**TEXTE**
========================================

Source : http://www.mediapart.fr

 

 

Pourquoi Air France veut encore supprimer des postes

|  Par Dan Israel

 

 

 

Les pilotes ne sont pas les seuls à refuser le plan proposé par la direction d'Air France, qui enchaîne les restructurations massives depuis 2009. Et pour cause : tout le marché européen est très mal en point, coincé entre les compagnies low cost et leurs concurrents du Golfe, massivement aidés par leurs États.

 

Les photos des deux dirigeants d’Air France s’échappant, la chemise en lambeaux et sous bonne escorte, du siège de la compagnie après l’interruption du comité central d’entreprise lundi sont encore dans toutes les têtes. Ce mardi, François Hollande a dénoncé des « violences inacceptables » qui nuisent à « l’image » de la France. Manuel Valls a, quant à lui, témoigné de son soutien aux dirigeants de l’entreprise, déclarant : « Quand Air France est sous le choc, c’est toute la France qui est sous le choc. » « Rien ne peut justifier de tels agissements. Ces agissements sont l’œuvre de voyous, a-t-il affirmé. La justice devra identifier ceux qui se sont livrés à cette violence inqualifiable. »

========================================

**DONNÉES BRUTES**
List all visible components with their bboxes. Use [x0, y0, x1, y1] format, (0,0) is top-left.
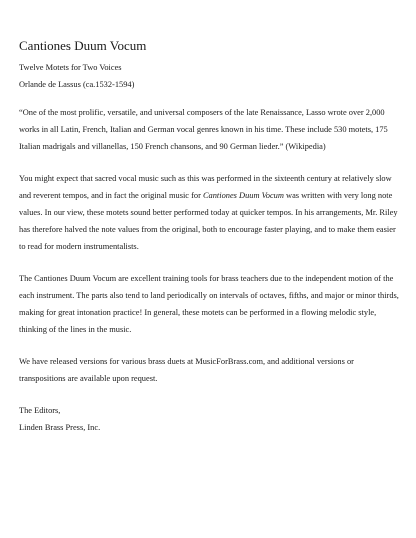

========================================

**CONSIGNES**
1 > Donnez toutes les personnes désignées par leur nom dans l'article sur Air France.
2 > Prolongez l'article sur Air France en reprenant juste après sa dernière phrase.

**RÉPONSES ATTENDUES**
1 > Dan Israel, François Hollande, Manuel Valls

2 >
 

 

Autre symbole de la tension régnant dans l'entreprise, cette vidéo postée sur Facebook ce mardi, montrant une salariée qui interpelle des représentants de la direction lors des négociations de lundi, et parle longuement dans le vide, devant le regard inexpressif de dirigeants marmonnant qu'ils ne sont « pas habilités » à lui répondre. Sur sa page, la salariée indique qu'elle a ensuite pu dialoguer avec des responsables des ressources humaines.

Consciente d’avoir remporté une manche dans la bataille d’image qui l’oppose à des pilotes peu soutenus et à l’image déjà mauvaise, en interne comme à l’extérieur, la direction a en tout cas fait savoir que sa porte était ouverte pour reprendre les négociations avec eux. Faute d’accord avec leur syndicat, le puissant SNPL qui a longtemps été en position de quasi-cogestion dans l’entreprise, le plan de réduction des effectifs, dévoilé lundi, entrera en application en 2016 et 2017.

Pourtant, les pilotes ne sont pas les seuls à refuser les demandes de la direction. Et les plans de restructuration se succèdent à un rythme effréné depuis 2009. Quant aux concurrents européens d’Air France, ils ne sont pas forcément en forme, ou ont déjà fait des choix très douloureux. Et au fait, qu’en est-il de la santé réelle de l’entreprise ? Voici quelques clés pour comprendre la situation.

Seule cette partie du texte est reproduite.